== The input ==

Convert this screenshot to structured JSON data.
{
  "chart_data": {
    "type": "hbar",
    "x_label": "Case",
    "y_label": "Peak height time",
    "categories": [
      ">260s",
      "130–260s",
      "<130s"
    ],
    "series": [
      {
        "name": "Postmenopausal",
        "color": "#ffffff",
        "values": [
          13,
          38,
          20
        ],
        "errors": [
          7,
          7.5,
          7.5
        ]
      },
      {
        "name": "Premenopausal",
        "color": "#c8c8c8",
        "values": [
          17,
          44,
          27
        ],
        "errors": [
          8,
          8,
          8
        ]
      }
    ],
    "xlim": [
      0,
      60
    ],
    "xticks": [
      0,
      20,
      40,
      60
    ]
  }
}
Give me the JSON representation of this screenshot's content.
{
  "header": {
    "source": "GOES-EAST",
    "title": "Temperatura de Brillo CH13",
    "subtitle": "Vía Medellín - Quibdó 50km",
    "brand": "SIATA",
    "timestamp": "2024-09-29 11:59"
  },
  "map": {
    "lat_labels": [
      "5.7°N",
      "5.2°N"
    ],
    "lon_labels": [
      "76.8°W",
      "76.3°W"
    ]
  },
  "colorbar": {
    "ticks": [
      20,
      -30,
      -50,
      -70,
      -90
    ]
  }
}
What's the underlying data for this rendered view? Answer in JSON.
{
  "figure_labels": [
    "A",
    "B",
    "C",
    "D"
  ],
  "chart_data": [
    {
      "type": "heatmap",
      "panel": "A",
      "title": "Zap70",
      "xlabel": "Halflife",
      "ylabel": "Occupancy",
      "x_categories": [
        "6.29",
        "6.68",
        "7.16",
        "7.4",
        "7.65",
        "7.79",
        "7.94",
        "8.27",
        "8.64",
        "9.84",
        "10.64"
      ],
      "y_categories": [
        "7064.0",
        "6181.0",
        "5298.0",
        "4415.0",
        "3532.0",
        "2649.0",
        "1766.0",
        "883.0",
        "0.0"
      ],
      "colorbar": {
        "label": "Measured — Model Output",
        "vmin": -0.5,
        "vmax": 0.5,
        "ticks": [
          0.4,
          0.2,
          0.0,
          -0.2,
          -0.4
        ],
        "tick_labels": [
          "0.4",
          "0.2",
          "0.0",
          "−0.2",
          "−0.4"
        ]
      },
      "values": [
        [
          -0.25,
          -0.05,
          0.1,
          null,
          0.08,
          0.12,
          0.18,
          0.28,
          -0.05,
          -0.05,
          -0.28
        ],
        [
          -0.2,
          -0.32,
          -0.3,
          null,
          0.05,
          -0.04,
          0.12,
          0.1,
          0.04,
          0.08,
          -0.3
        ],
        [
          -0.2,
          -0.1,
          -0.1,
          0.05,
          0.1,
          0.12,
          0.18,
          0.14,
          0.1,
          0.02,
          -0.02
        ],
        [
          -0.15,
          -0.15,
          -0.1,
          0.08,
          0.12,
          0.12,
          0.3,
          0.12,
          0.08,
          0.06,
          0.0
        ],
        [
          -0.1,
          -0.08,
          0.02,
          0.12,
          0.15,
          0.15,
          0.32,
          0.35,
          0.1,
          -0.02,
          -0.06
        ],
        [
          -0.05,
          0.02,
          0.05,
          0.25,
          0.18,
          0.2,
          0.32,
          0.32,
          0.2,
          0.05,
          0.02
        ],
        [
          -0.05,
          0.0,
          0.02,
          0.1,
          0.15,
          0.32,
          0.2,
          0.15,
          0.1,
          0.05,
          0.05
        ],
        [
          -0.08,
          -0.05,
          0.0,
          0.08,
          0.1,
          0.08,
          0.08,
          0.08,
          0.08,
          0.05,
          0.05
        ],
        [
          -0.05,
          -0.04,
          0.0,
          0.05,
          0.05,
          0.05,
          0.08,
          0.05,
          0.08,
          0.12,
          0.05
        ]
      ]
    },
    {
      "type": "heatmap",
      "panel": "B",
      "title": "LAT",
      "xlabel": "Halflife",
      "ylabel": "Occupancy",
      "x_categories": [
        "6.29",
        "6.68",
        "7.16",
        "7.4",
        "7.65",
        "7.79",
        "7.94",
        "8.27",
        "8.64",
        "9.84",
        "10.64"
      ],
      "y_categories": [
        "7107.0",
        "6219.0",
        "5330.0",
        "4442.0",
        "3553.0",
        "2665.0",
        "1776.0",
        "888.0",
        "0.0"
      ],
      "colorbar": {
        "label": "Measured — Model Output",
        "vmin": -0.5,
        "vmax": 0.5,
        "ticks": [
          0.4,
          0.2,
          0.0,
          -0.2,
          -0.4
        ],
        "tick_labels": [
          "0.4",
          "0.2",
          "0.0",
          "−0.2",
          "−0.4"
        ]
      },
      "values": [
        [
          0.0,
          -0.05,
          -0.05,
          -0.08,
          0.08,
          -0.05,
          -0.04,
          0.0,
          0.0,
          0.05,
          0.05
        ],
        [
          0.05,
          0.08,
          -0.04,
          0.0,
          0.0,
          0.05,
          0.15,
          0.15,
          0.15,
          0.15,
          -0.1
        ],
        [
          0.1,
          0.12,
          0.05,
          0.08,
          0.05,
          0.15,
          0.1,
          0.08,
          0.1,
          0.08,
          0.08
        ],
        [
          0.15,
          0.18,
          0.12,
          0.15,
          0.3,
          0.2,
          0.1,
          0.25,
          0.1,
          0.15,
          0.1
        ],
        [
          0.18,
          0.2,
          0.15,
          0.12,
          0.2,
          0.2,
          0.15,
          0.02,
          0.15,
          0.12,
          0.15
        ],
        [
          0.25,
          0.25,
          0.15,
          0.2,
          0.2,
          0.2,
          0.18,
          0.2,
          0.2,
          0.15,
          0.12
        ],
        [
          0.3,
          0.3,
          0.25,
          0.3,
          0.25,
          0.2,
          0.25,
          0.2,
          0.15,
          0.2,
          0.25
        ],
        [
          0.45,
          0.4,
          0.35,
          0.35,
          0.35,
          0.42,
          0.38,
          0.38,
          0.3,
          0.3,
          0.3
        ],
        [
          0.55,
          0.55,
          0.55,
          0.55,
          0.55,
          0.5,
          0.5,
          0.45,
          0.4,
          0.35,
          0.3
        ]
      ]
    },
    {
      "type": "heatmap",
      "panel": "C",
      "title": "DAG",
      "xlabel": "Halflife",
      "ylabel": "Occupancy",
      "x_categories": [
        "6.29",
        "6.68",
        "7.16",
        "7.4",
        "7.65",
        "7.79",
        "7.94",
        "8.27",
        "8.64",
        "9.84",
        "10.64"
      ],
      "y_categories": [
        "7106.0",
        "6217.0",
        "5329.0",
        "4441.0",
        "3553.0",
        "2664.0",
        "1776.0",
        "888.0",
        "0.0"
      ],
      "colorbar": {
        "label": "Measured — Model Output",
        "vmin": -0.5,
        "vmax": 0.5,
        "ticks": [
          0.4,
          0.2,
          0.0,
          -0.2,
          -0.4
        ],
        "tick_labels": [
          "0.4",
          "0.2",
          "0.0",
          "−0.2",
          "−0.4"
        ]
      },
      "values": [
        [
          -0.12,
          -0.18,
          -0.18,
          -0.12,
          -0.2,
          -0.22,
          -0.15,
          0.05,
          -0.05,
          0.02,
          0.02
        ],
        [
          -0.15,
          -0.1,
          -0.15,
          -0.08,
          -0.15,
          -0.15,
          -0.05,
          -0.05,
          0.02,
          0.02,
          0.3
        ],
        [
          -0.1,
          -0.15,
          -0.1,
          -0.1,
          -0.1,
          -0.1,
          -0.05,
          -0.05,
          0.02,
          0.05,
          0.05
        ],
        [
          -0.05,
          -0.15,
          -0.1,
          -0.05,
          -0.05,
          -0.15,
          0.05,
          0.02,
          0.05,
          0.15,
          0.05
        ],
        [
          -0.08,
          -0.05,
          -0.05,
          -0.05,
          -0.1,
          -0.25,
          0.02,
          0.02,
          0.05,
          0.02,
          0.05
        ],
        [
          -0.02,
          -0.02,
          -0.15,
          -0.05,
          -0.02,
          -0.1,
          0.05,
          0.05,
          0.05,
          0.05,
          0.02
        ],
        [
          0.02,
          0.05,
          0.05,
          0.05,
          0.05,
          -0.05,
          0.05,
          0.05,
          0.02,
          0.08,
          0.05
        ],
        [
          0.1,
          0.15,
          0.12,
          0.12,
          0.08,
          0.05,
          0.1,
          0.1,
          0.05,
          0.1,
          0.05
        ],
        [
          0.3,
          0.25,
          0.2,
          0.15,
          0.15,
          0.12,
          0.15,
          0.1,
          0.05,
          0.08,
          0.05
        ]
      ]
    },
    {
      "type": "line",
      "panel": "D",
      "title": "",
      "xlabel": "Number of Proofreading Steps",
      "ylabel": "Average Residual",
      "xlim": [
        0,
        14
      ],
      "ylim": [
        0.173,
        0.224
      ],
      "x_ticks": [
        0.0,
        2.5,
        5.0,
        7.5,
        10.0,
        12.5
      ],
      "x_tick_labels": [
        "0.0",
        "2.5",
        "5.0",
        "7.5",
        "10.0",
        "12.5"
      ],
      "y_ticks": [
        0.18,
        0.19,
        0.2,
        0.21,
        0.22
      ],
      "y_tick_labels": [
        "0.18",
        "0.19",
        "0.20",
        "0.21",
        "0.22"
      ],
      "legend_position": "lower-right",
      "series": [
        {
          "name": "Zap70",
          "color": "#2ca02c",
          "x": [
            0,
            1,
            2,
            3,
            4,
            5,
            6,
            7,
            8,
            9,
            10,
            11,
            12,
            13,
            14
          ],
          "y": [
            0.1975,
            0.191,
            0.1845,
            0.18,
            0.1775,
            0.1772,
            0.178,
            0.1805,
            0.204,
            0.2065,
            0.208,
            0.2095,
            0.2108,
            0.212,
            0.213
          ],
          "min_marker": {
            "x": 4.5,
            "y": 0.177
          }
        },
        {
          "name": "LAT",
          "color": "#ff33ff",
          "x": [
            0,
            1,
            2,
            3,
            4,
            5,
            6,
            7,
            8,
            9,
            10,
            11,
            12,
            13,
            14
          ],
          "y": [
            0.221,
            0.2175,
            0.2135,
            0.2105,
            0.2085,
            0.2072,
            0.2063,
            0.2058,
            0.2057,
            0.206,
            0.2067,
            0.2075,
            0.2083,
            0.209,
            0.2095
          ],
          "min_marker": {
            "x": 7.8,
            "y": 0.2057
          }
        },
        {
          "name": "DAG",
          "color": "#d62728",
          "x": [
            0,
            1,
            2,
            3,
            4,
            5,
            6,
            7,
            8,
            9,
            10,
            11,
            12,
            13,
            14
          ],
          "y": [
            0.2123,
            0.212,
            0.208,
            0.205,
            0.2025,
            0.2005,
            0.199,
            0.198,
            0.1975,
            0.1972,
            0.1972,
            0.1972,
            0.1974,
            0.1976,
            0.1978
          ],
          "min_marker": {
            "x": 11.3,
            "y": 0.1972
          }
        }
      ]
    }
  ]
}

===

◆ Exercise directions: Copy out each line of the records where the string "JSON" appears.

◆ Solution:
Convert this screenshot to structured JSON data.
Give me the JSON representation of this screenshot's content.
What's the underlying data for this rendered view? Answer in JSON.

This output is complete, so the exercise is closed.